(Recorded data)
----

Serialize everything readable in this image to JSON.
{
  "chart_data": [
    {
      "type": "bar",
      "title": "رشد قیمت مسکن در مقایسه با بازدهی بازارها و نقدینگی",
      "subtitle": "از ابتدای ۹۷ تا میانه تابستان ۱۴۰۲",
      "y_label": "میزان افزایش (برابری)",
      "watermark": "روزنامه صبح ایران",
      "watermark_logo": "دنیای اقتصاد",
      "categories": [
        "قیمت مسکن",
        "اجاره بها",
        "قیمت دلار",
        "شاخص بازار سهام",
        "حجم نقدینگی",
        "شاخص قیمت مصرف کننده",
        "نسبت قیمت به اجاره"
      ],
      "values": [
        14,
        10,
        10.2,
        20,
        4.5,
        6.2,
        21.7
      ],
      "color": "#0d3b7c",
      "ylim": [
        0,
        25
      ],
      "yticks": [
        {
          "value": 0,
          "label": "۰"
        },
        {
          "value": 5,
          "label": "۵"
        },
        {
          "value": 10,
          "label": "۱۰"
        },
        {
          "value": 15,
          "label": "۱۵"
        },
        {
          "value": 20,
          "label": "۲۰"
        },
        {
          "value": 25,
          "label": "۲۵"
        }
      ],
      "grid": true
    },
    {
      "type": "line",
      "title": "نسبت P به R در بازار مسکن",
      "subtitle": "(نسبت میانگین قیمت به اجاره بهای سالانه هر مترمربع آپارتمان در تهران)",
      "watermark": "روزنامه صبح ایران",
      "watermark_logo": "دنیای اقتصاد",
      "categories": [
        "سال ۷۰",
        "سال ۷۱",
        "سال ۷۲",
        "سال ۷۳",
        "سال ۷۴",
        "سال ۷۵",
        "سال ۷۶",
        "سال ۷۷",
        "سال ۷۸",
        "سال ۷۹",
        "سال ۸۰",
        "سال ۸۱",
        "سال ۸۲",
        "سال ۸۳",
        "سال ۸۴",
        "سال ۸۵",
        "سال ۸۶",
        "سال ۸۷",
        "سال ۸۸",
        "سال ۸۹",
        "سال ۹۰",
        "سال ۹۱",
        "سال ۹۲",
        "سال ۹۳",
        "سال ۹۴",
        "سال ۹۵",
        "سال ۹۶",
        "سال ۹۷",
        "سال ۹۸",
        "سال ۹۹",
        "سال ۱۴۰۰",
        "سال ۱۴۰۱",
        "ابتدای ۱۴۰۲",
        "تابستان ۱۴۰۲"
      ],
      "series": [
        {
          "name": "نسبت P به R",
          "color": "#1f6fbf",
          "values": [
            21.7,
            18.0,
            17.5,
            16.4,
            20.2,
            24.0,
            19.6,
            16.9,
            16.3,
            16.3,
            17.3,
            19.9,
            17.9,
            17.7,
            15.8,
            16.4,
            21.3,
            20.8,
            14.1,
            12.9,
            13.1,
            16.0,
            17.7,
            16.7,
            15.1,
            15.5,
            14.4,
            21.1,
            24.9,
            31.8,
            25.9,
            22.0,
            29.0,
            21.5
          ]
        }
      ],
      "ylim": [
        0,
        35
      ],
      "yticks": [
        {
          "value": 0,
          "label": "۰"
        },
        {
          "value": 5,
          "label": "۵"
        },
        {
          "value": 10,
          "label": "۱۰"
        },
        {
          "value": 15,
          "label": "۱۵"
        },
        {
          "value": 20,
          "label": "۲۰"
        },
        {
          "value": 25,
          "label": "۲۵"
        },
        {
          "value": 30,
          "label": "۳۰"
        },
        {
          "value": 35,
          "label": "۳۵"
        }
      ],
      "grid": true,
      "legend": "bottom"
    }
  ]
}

----

= WHAT THE TASK REQUIRES =
Extract every record and return it verbatim.

= ANSWER TO THE PROBLEM =
Serialize everything readable in this image to JSON.
{
  "chart_data": [
    {
      "type": "bar",
      "title": "رشد قیمت مسکن در مقایسه با بازدهی بازارها و نقدینگی",
      "subtitle": "از ابتدای ۹۷ تا میانه تابستان ۱۴۰۲",
      "y_label": "میزان افزایش (برابری)",
      "watermark": "روزنامه صبح ایران",
      "watermark_logo": "دنیای اقتصاد",
      "categories": [
        "قیمت مسکن",
        "اجاره بها",
        "قیمت دلار",
        "شاخص بازار سهام",
        "حجم نقدینگی",
        "شاخص قیمت مصرف کننده",
        "نسبت قیمت به اجاره"
      ],
      "values": [
        14,
        10,
        10.2,
        20,
        4.5,
        6.2,
        21.7
      ],
      "color": "#0d3b7c",
      "ylim": [
        0,
        25
      ],
      "yticks": [
        {
          "value": 0,
          "label": "۰"
        },
        {
          "value": 5,
          "label": "۵"
        },
        {
          "value": 10,
          "label": "۱۰"
        },
        {
          "value": 15,
          "label": "۱۵"
        },
        {
          "value": 20,
          "label": "۲۰"
        },
        {
          "value": 25,
          "label": "۲۵"
        }
      ],
      "grid": true
    },
    {
      "type": "line",
      "title": "نسبت P به R در بازار مسکن",
      "subtitle": "(نسبت میانگین قیمت به اجاره بهای سالانه هر مترمربع آپارتمان در تهران)",
      "watermark": "روزنامه صبح ایران",
      "watermark_logo": "دنیای اقتصاد",
      "categories": [
        "سال ۷۰",
        "سال ۷۱",
        "سال ۷۲",
        "سال ۷۳",
        "سال ۷۴",
        "سال ۷۵",
        "سال ۷۶",
        "سال ۷۷",
        "سال ۷۸",
        "سال ۷۹",
        "سال ۸۰",
        "سال ۸۱",
        "سال ۸۲",
        "سال ۸۳",
        "سال ۸۴",
        "سال ۸۵",
        "سال ۸۶",
        "سال ۸۷",
        "سال ۸۸",
        "سال ۸۹",
        "سال ۹۰",
        "سال ۹۱",
        "سال ۹۲",
        "سال ۹۳",
        "سال ۹۴",
        "سال ۹۵",
        "سال ۹۶",
        "سال ۹۷",
        "سال ۹۸",
        "سال ۹۹",
        "سال ۱۴۰۰",
        "سال ۱۴۰۱",
        "ابتدای ۱۴۰۲",
        "تابستان ۱۴۰۲"
      ],
      "series": [
        {
          "name": "نسبت P به R",
          "color": "#1f6fbf",
          "values": [
            21.7,
            18.0,
            17.5,
            16.4,
            20.2,
            24.0,
            19.6,
            16.9,
            16.3,
            16.3,
            17.3,
            19.9,
            17.9,
            17.7,
            15.8,
            16.4,
            21.3,
            20.8,
            14.1,
            12.9,
            13.1,
            16.0,
            17.7,
            16.7,
            15.1,
            15.5,
            14.4,
            21.1,
            24.9,
            31.8,
            25.9,
            22.0,
            29.0,
            21.5
          ]
        }
      ],
      "ylim": [
        0,
        35
      ],
      "yticks": [
        {
          "value": 0,
          "label": "۰"
        },
        {
          "value": 5,
          "label": "۵"
        },
        {
          "value": 10,
          "label": "۱۰"
        },
        {
          "value": 15,
          "label": "۱۵"
        },
        {
          "value": 20,
          "label": "۲۰"
        },
        {
          "value": 25,
          "label": "۲۵"
        },
        {
          "value": 30,
          "label": "۳۰"
        },
        {
          "value": 35,
          "label": "۳۵"
        }
      ],
      "grid": true,
      "legend": "bottom"
    }
  ]
}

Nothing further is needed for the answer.